◆ EXERCISE DESCRIPTION:
Identify, in the records below, every line where the string "lavage" appears, and copy each such line.

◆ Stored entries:
# # # # #

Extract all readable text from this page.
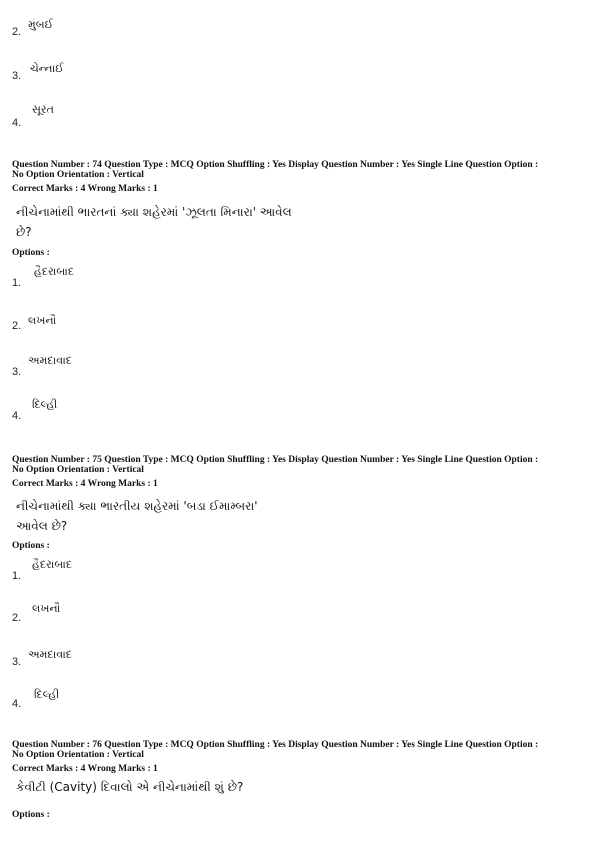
2.
મુંબઈ
3.
ચેન્નાઈ
4.
સૂરત
Question Number : 74 Question Type : MCQ Option Shuffling : Yes Display Question Number : Yes Single Line Question Option :
No Option Orientation : Vertical
Correct Marks : 4 Wrong Marks : 1
નીચેનામાંથી ભારતનાં ક્યા શહેરમાં 'ઝૂલતા મિનારા' આવેલ
છે?
Options :
1.
હૈદરાબાદ
2. લખનૌ
3.
અમદાવાદ
4.
દિલ્હી
Question Number : 75 Question Type : MCQ Option Shuffling : Yes Display Question Number : Yes Single Line Question Option :
No Option Orientation : Vertical
Correct Marks : 4 Wrong Marks : 1
નીચેનામાંથી ક્યા ભારતીય શહેરમાં 'બડા ઈમામ્બરા'
આવેલ છે?
Options :
1.
હૈદરાબાદ
2.
લખનૌ
3.
અમદાવાદ
4.
દિલ્હી
Question Number : 76 Question Type : MCQ Option Shuffling : Yes Display Question Number : Yes Single Line Question Option :
No Option Orientation : Vertical
Correct Marks : 4 Wrong Marks : 1
કેવીટી (Cavity) દિવાલો એ નીચેનામાંથી શું છે?
Options :
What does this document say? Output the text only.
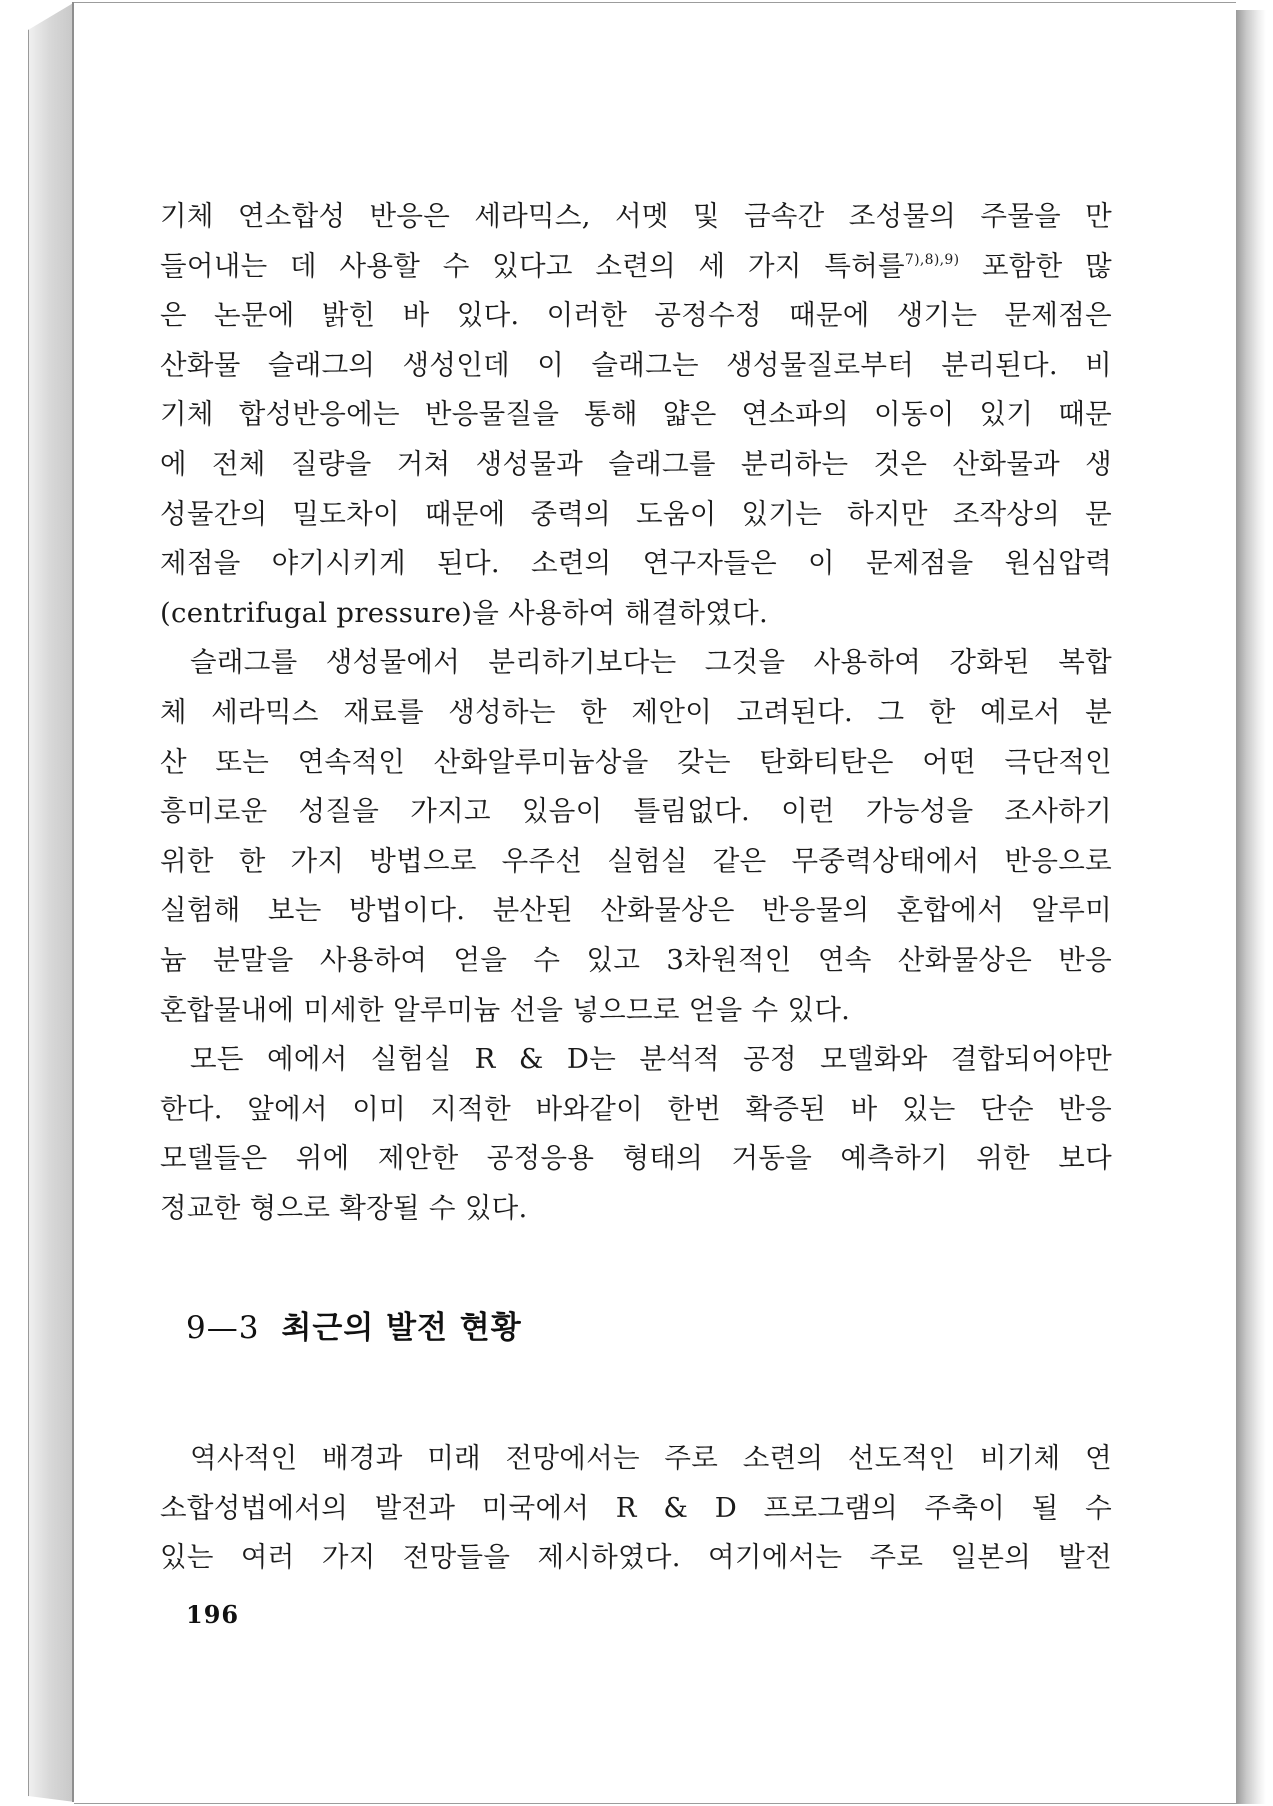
기체 연소합성 반응은 세라믹스, 서멧 및 금속간 조성물의 주물을 만
들어내는 데 사용할 수 있다고 소련의 세 가지 특허를$^{7),8),9)}$ 포함한 많
은 논문에 밝힌 바 있다. 이러한 공정수정 때문에 생기는 문제점은
산화물 슬래그의 생성인데 이 슬래그는 생성물질로부터 분리된다. 비
기체 합성반응에는 반응물질을 통해 얇은 연소파의 이동이 있기 때문
에 전체 질량을 거쳐 생성물과 슬래그를 분리하는 것은 산화물과 생
성물간의 밀도차이 때문에 중력의 도움이 있기는 하지만 조작상의 문
제점을 야기시키게 된다. 소련의 연구자들은 이 문제점을 원심압력
(centrifugal pressure)을 사용하여 해결하였다.
슬래그를 생성물에서 분리하기보다는 그것을 사용하여 강화된 복합
체 세라믹스 재료를 생성하는 한 제안이 고려된다. 그 한 예로서 분
산 또는 연속적인 산화알루미늄상을 갖는 탄화티탄은 어떤 극단적인
흥미로운 성질을 가지고 있음이 틀림없다. 이런 가능성을 조사하기
위한 한 가지 방법으로 우주선 실험실 같은 무중력상태에서 반응으로
실험해 보는 방법이다. 분산된 산화물상은 반응물의 혼합에서 알루미
늄 분말을 사용하여 얻을 수 있고 3차원적인 연속 산화물상은 반응
혼합물내에 미세한 알루미늄 선을 넣으므로 얻을 수 있다.
모든 예에서 실험실 R & D는 분석적 공정 모델화와 결합되어야만
한다. 앞에서 이미 지적한 바와같이 한번 확증된 바 있는 단순 반응
모델들은 위에 제안한 공정응용 형태의 거동을 예측하기 위한 보다
정교한 형으로 확장될 수 있다.
9—3 최근의 발전 현황
역사적인 배경과 미래 전망에서는 주로 소련의 선도적인 비기체 연
소합성법에서의 발전과 미국에서 R & D 프로그램의 주축이 될 수
있는 여러 가지 전망들을 제시하였다. 여기에서는 주로 일본의 발전
196
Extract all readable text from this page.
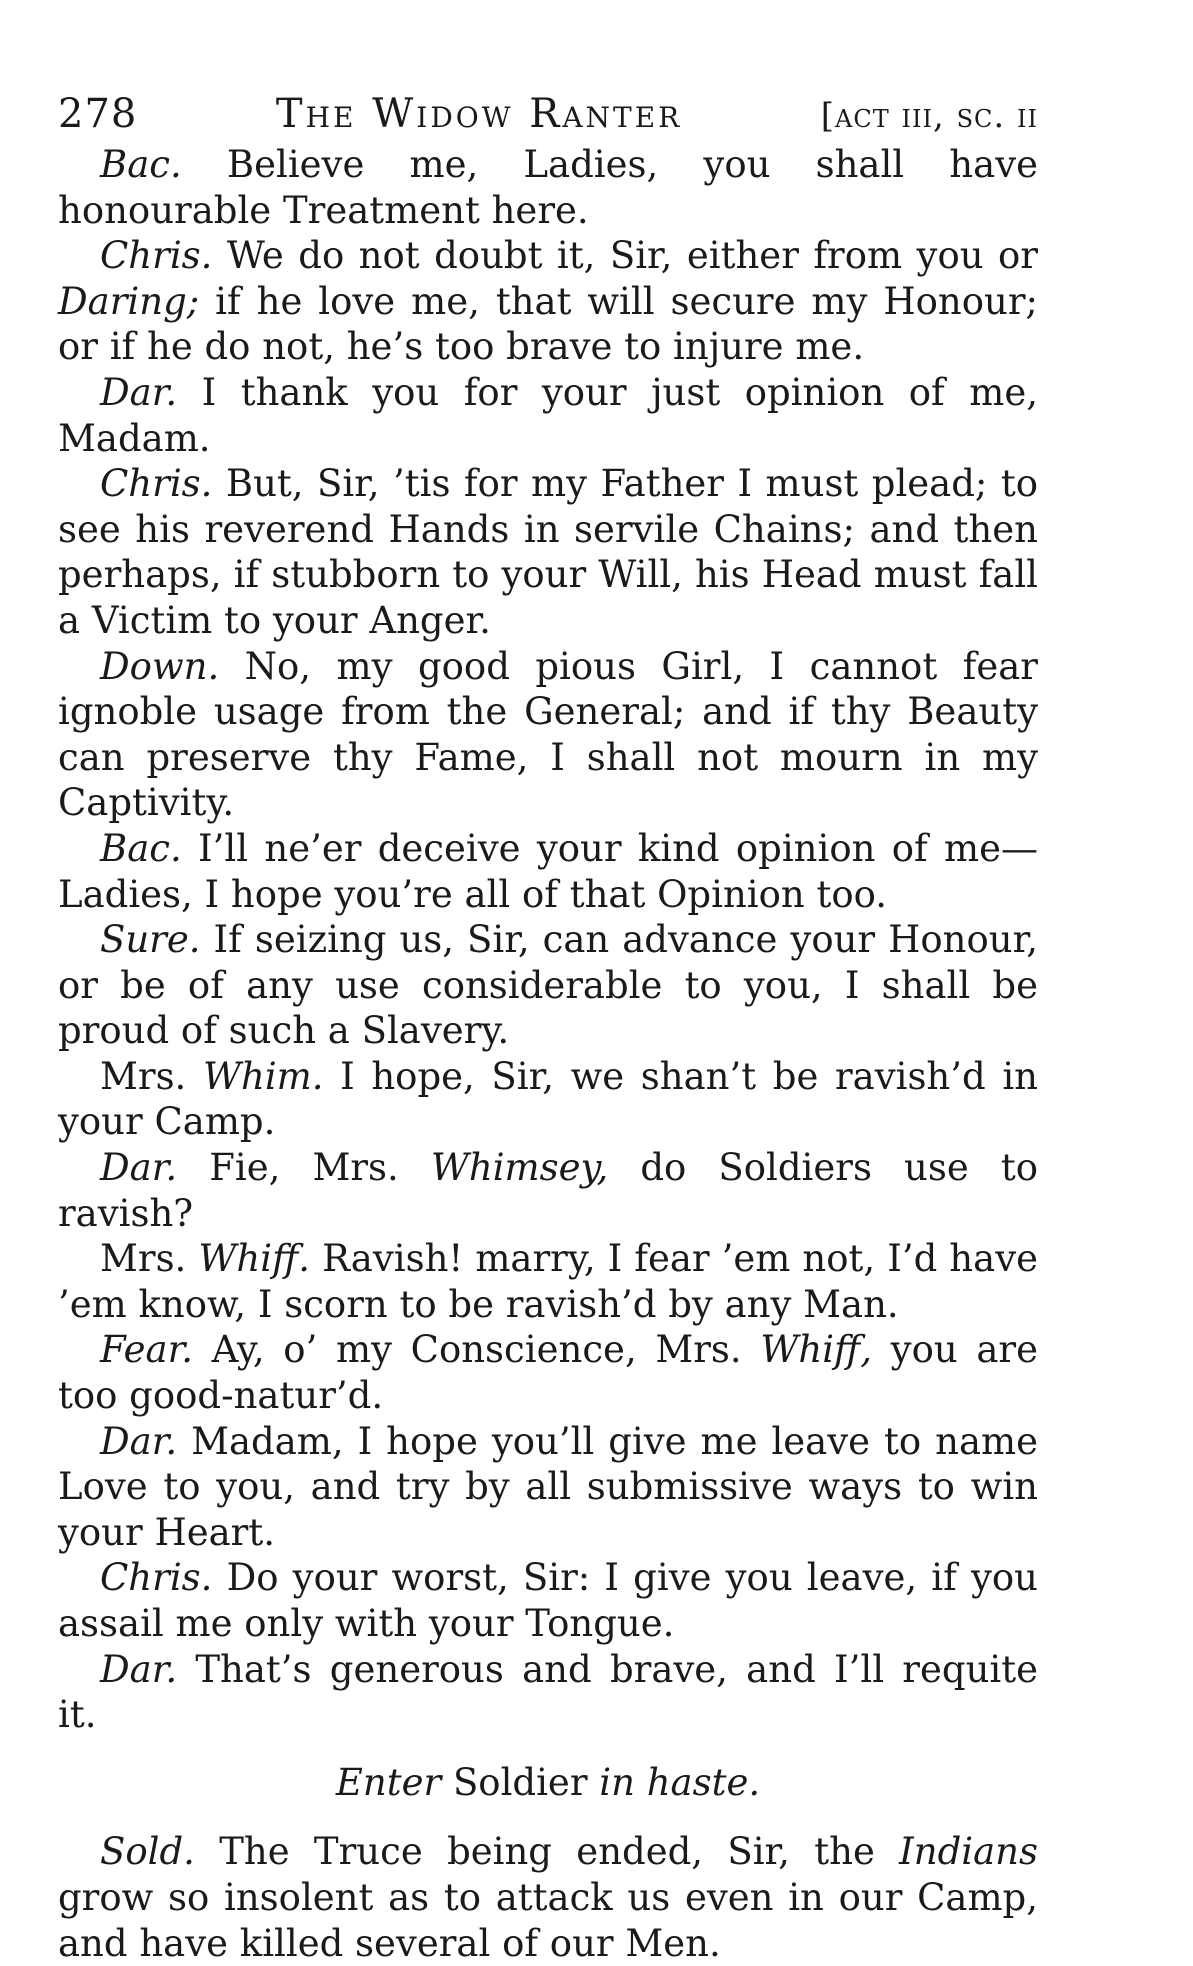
278	The Widow Ranter	[act iii, sc. ii

Bac. Believe me, Ladies, you shall have honourable Treatment here.

Chris. We do not doubt it, Sir, either from you or Daring; if he love me, that will secure my Honour; or if he do not, he’s too brave to injure me.

Dar. I thank you for your just opinion of me, Madam.

Chris. But, Sir, ’tis for my Father I must plead; to see his reverend Hands in servile Chains; and then perhaps, if stubborn to your Will, his Head must fall a Victim to your Anger.

Down. No, my good pious Girl, I cannot fear ignoble usage from the General; and if thy Beauty can preserve thy Fame, I shall not mourn in my Captivity.

Bac. I’ll ne’er deceive your kind opinion of me— Ladies, I hope you’re all of that Opinion too.

Sure. If seizing us, Sir, can advance your Honour, or be of any use considerable to you, I shall be proud of such a Slavery.

Mrs. Whim. I hope, Sir, we shan’t be ravish’d in your Camp.

Dar. Fie, Mrs. Whimsey, do Soldiers use to ravish?

Mrs. Whiff. Ravish! marry, I fear ’em not, I’d have ’em know, I scorn to be ravish’d by any Man.

Fear. Ay, o’ my Conscience, Mrs. Whiff, you are too good-natur’d.

Dar. Madam, I hope you’ll give me leave to name Love to you, and try by all submissive ways to win your Heart.

Chris. Do your worst, Sir: I give you leave, if you assail me only with your Tongue.

Dar. That’s generous and brave, and I’ll requite it.

Enter Soldier in haste.

Sold. The Truce being ended, Sir, the Indians grow so insolent as to attack us even in our Camp, and have killed several of our Men.
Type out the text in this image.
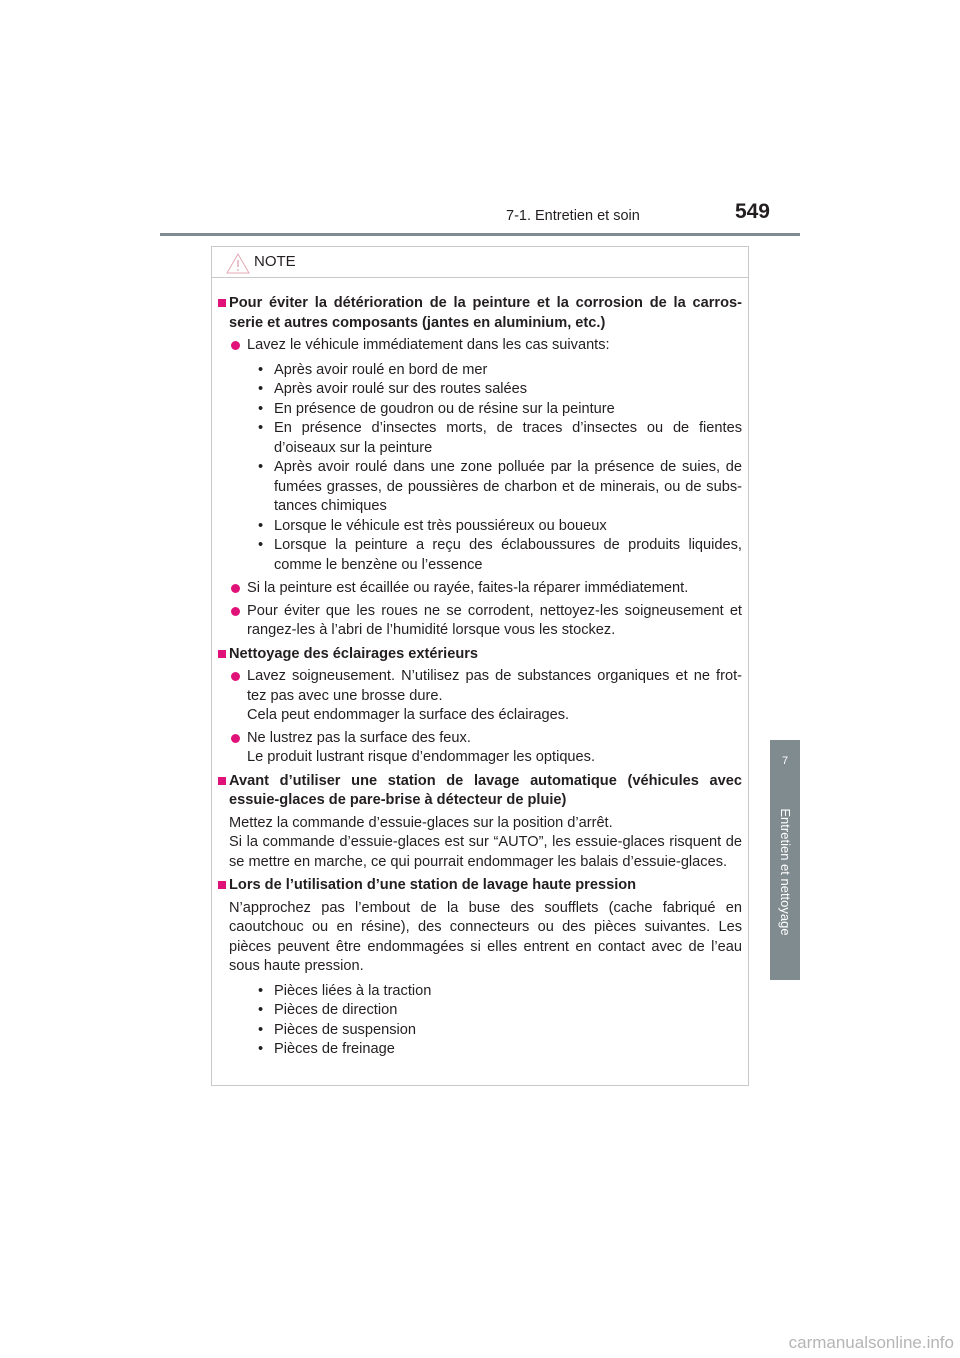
7-1. Entretien et soin	549
7
Entretien et nettoyage
NOTE
Pour éviter la détérioration de la peinture et la corrosion de la carros-serie et autres composants (jantes en aluminium, etc.)
Lavez le véhicule immédiatement dans les cas suivants:
• Après avoir roulé en bord de mer
• Après avoir roulé sur des routes salées
• En présence de goudron ou de résine sur la peinture
• En présence d’insectes morts, de traces d’insectes ou de fientes d’oiseaux sur la peinture
• Après avoir roulé dans une zone polluée par la présence de suies, de fumées grasses, de poussières de charbon et de minerais, ou de subs-tances chimiques
• Lorsque le véhicule est très poussiéreux ou boueux
• Lorsque la peinture a reçu des éclaboussures de produits liquides, comme le benzène ou l’essence
Si la peinture est écaillée ou rayée, faites-la réparer immédiatement.
Pour éviter que les roues ne se corrodent, nettoyez-les soigneusement et rangez-les à l’abri de l’humidité lorsque vous les stockez.
Nettoyage des éclairages extérieurs
Lavez soigneusement. N’utilisez pas de substances organiques et ne frot-tez pas avec une brosse dure.
Cela peut endommager la surface des éclairages.
Ne lustrez pas la surface des feux.
Le produit lustrant risque d’endommager les optiques.
Avant d’utiliser une station de lavage automatique (véhicules avec essuie-glaces de pare-brise à détecteur de pluie)
Mettez la commande d’essuie-glaces sur la position d’arrêt.
Si la commande d’essuie-glaces est sur “AUTO”, les essuie-glaces risquent de se mettre en marche, ce qui pourrait endommager les balais d’essuie-glaces.
Lors de l’utilisation d’une station de lavage haute pression
N’approchez pas l’embout de la buse des soufflets (cache fabriqué en caoutchouc ou en résine), des connecteurs ou des pièces suivantes. Les pièces peuvent être endommagées si elles entrent en contact avec de l’eau sous haute pression.
• Pièces liées à la traction
• Pièces de direction
• Pièces de suspension
• Pièces de freinage
carmanualsonline.info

# # # # #

◆ ANSWER TO THIS TASK:
Avant d’utiliser une station de lavage automatique (véhicules avec essuie-glaces de pare-brise à détecteur de pluie)
Lors de l’utilisation d’une station de lavage haute pression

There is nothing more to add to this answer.